▸ What you need to do: Print all entries precisely as they are written.

▸ Records shown:
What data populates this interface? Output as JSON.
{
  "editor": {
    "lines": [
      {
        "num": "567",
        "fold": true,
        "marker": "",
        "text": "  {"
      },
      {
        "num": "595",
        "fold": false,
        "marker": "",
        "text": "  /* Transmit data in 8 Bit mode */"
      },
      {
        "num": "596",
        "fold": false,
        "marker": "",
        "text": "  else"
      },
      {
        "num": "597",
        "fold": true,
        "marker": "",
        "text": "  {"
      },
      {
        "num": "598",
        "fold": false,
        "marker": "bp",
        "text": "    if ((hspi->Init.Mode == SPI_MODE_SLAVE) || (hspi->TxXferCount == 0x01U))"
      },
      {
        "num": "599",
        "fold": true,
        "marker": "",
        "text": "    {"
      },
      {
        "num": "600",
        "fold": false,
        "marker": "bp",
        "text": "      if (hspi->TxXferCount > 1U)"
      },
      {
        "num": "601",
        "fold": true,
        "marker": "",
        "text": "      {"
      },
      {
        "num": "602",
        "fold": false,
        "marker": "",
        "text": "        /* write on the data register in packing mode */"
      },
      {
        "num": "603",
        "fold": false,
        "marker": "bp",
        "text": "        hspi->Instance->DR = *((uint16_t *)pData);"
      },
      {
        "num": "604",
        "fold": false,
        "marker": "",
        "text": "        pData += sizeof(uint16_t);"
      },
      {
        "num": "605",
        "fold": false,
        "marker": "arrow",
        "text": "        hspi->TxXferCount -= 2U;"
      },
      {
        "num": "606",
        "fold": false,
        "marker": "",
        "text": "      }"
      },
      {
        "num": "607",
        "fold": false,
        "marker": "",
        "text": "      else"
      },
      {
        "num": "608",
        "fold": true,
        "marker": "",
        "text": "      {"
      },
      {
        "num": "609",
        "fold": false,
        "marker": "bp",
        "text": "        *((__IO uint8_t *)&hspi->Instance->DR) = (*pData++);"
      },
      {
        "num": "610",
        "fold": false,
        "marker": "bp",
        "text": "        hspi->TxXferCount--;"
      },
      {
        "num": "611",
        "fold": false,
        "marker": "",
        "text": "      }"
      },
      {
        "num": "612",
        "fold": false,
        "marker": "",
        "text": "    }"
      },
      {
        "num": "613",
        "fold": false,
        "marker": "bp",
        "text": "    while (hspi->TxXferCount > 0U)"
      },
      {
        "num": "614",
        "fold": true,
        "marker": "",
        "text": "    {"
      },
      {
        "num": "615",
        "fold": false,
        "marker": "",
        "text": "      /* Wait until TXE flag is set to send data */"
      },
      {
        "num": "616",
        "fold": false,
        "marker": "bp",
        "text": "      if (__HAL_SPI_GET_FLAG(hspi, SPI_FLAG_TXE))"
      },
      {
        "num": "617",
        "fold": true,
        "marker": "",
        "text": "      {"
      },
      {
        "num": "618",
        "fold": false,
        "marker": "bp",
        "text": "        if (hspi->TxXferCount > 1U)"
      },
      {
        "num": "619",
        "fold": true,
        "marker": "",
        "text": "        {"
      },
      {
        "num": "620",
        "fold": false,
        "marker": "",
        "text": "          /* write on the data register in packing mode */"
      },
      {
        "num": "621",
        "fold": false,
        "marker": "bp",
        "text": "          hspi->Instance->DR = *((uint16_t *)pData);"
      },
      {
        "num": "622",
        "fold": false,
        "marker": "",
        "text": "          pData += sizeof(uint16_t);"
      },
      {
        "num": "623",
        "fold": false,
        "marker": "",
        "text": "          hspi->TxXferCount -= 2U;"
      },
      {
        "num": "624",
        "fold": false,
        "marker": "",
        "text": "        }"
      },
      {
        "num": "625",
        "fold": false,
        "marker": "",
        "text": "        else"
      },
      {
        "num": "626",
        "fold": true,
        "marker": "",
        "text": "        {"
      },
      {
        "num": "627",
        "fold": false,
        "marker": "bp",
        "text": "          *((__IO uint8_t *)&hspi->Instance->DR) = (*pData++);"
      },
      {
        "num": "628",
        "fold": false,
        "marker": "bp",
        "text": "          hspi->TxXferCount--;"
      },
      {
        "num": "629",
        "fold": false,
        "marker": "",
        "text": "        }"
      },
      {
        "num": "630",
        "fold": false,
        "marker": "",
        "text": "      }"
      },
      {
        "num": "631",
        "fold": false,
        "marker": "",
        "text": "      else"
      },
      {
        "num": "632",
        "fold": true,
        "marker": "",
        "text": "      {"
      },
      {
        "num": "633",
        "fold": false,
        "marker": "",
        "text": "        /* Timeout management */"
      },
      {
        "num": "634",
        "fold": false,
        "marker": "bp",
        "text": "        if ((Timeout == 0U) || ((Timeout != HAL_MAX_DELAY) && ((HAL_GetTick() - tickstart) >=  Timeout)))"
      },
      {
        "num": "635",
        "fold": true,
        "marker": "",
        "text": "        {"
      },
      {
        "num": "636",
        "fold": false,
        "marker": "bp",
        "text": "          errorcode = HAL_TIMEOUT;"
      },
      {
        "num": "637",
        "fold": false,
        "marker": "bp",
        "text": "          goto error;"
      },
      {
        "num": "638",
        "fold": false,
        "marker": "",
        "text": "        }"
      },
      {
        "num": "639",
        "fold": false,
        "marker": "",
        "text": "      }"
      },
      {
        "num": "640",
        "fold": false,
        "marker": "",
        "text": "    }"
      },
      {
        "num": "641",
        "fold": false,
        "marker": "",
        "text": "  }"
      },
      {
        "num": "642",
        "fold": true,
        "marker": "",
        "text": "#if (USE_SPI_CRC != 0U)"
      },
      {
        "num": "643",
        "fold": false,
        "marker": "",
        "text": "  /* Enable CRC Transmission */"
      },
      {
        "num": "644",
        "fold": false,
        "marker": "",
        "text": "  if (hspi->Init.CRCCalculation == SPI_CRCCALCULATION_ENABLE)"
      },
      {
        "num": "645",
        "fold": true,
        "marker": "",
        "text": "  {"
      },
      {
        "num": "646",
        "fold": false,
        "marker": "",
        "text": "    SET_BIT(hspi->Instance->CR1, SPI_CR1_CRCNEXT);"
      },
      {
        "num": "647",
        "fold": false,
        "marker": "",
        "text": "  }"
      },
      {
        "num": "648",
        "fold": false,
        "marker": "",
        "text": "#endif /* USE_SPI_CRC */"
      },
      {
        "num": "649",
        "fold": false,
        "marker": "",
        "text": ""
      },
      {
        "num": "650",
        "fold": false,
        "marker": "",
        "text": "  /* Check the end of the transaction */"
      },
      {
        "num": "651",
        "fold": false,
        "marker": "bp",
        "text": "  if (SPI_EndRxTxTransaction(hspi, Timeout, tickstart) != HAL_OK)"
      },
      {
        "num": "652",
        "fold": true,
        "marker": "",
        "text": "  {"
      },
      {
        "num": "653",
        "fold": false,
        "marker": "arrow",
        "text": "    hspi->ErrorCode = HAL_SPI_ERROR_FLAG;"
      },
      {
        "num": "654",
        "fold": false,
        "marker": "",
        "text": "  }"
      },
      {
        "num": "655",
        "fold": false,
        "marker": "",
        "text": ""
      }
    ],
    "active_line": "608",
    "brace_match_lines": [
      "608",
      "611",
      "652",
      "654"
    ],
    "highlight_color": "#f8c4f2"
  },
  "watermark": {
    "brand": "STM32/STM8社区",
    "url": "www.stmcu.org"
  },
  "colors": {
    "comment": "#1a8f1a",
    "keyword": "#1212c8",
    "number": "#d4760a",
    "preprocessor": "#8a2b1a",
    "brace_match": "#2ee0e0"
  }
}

▸ Written reply:
What data populates this interface? Output as JSON.
{
  "editor": {
    "lines": [
      {
        "num": "567",
        "fold": true,
        "marker": "",
        "text": "  {"
      },
      {
        "num": "595",
        "fold": false,
        "marker": "",
        "text": "  /* Transmit data in 8 Bit mode */"
      },
      {
        "num": "596",
        "fold": false,
        "marker": "",
        "text": "  else"
      },
      {
        "num": "597",
        "fold": true,
        "marker": "",
        "text": "  {"
      },
      {
        "num": "598",
        "fold": false,
        "marker": "bp",
        "text": "    if ((hspi->Init.Mode == SPI_MODE_SLAVE) || (hspi->TxXferCount == 0x01U))"
      },
      {
        "num": "599",
        "fold": true,
        "marker": "",
        "text": "    {"
      },
      {
        "num": "600",
        "fold": false,
        "marker": "bp",
        "text": "      if (hspi->TxXferCount > 1U)"
      },
      {
        "num": "601",
        "fold": true,
        "marker": "",
        "text": "      {"
      },
      {
        "num": "602",
        "fold": false,
        "marker": "",
        "text": "        /* write on the data register in packing mode */"
      },
      {
        "num": "603",
        "fold": false,
        "marker": "bp",
        "text": "        hspi->Instance->DR = *((uint16_t *)pData);"
      },
      {
        "num": "604",
        "fold": false,
        "marker": "",
        "text": "        pData += sizeof(uint16_t);"
      },
      {
        "num": "605",
        "fold": false,
        "marker": "arrow",
        "text": "        hspi->TxXferCount -= 2U;"
      },
      {
        "num": "606",
        "fold": false,
        "marker": "",
        "text": "      }"
      },
      {
        "num": "607",
        "fold": false,
        "marker": "",
        "text": "      else"
      },
      {
        "num": "608",
        "fold": true,
        "marker": "",
        "text": "      {"
      },
      {
        "num": "609",
        "fold": false,
        "marker": "bp",
        "text": "        *((__IO uint8_t *)&hspi->Instance->DR) = (*pData++);"
      },
      {
        "num": "610",
        "fold": false,
        "marker": "bp",
        "text": "        hspi->TxXferCount--;"
      },
      {
        "num": "611",
        "fold": false,
        "marker": "",
        "text": "      }"
      },
      {
        "num": "612",
        "fold": false,
        "marker": "",
        "text": "    }"
      },
      {
        "num": "613",
        "fold": false,
        "marker": "bp",
        "text": "    while (hspi->TxXferCount > 0U)"
      },
      {
        "num": "614",
        "fold": true,
        "marker": "",
        "text": "    {"
      },
      {
        "num": "615",
        "fold": false,
        "marker": "",
        "text": "      /* Wait until TXE flag is set to send data */"
      },
      {
        "num": "616",
        "fold": false,
        "marker": "bp",
        "text": "      if (__HAL_SPI_GET_FLAG(hspi, SPI_FLAG_TXE))"
      },
      {
        "num": "617",
        "fold": true,
        "marker": "",
        "text": "      {"
      },
      {
        "num": "618",
        "fold": false,
        "marker": "bp",
        "text": "        if (hspi->TxXferCount > 1U)"
      },
      {
        "num": "619",
        "fold": true,
        "marker": "",
        "text": "        {"
      },
      {
        "num": "620",
        "fold": false,
        "marker": "",
        "text": "          /* write on the data register in packing mode */"
      },
      {
        "num": "621",
        "fold": false,
        "marker": "bp",
        "text": "          hspi->Instance->DR = *((uint16_t *)pData);"
      },
      {
        "num": "622",
        "fold": false,
        "marker": "",
        "text": "          pData += sizeof(uint16_t);"
      },
      {
        "num": "623",
        "fold": false,
        "marker": "",
        "text": "          hspi->TxXferCount -= 2U;"
      },
      {
        "num": "624",
        "fold": false,
        "marker": "",
        "text": "        }"
      },
      {
        "num": "625",
        "fold": false,
        "marker": "",
        "text": "        else"
      },
      {
        "num": "626",
        "fold": true,
        "marker": "",
        "text": "        {"
      },
      {
        "num": "627",
        "fold": false,
        "marker": "bp",
        "text": "          *((__IO uint8_t *)&hspi->Instance->DR) = (*pData++);"
      },
      {
        "num": "628",
        "fold": false,
        "marker": "bp",
        "text": "          hspi->TxXferCount--;"
      },
      {
        "num": "629",
        "fold": false,
        "marker": "",
        "text": "        }"
      },
      {
        "num": "630",
        "fold": false,
        "marker": "",
        "text": "      }"
      },
      {
        "num": "631",
        "fold": false,
        "marker": "",
        "text": "      else"
      },
      {
        "num": "632",
        "fold": true,
        "marker": "",
        "text": "      {"
      },
      {
        "num": "633",
        "fold": false,
        "marker": "",
        "text": "        /* Timeout management */"
      },
      {
        "num": "634",
        "fold": false,
        "marker": "bp",
        "text": "        if ((Timeout == 0U) || ((Timeout != HAL_MAX_DELAY) && ((HAL_GetTick() - tickstart) >=  Timeout)))"
      },
      {
        "num": "635",
        "fold": true,
        "marker": "",
        "text": "        {"
      },
      {
        "num": "636",
        "fold": false,
        "marker": "bp",
        "text": "          errorcode = HAL_TIMEOUT;"
      },
      {
        "num": "637",
        "fold": false,
        "marker": "bp",
        "text": "          goto error;"
      },
      {
        "num": "638",
        "fold": false,
        "marker": "",
        "text": "        }"
      },
      {
        "num": "639",
        "fold": false,
        "marker": "",
        "text": "      }"
      },
      {
        "num": "640",
        "fold": false,
        "marker": "",
        "text": "    }"
      },
      {
        "num": "641",
        "fold": false,
        "marker": "",
        "text": "  }"
      },
      {
        "num": "642",
        "fold": true,
        "marker": "",
        "text": "#if (USE_SPI_CRC != 0U)"
      },
      {
        "num": "643",
        "fold": false,
        "marker": "",
        "text": "  /* Enable CRC Transmission */"
      },
      {
        "num": "644",
        "fold": false,
        "marker": "",
        "text": "  if (hspi->Init.CRCCalculation == SPI_CRCCALCULATION_ENABLE)"
      },
      {
        "num": "645",
        "fold": true,
        "marker": "",
        "text": "  {"
      },
      {
        "num": "646",
        "fold": false,
        "marker": "",
        "text": "    SET_BIT(hspi->Instance->CR1, SPI_CR1_CRCNEXT);"
      },
      {
        "num": "647",
        "fold": false,
        "marker": "",
        "text": "  }"
      },
      {
        "num": "648",
        "fold": false,
        "marker": "",
        "text": "#endif /* USE_SPI_CRC */"
      },
      {
        "num": "649",
        "fold": false,
        "marker": "",
        "text": ""
      },
      {
        "num": "650",
        "fold": false,
        "marker": "",
        "text": "  /* Check the end of the transaction */"
      },
      {
        "num": "651",
        "fold": false,
        "marker": "bp",
        "text": "  if (SPI_EndRxTxTransaction(hspi, Timeout, tickstart) != HAL_OK)"
      },
      {
        "num": "652",
        "fold": true,
        "marker": "",
        "text": "  {"
      },
      {
        "num": "653",
        "fold": false,
        "marker": "arrow",
        "text": "    hspi->ErrorCode = HAL_SPI_ERROR_FLAG;"
      },
      {
        "num": "654",
        "fold": false,
        "marker": "",
        "text": "  }"
      },
      {
        "num": "655",
        "fold": false,
        "marker": "",
        "text": ""
      }
    ],
    "active_line": "608",
    "brace_match_lines": [
      "608",
      "611",
      "652",
      "654"
    ],
    "highlight_color": "#f8c4f2"
  },
  "watermark": {
    "brand": "STM32/STM8社区",
    "url": "www.stmcu.org"
  },
  "colors": {
    "comment": "#1a8f1a",
    "keyword": "#1212c8",
    "number": "#d4760a",
    "preprocessor": "#8a2b1a",
    "brace_match": "#2ee0e0"
  }
}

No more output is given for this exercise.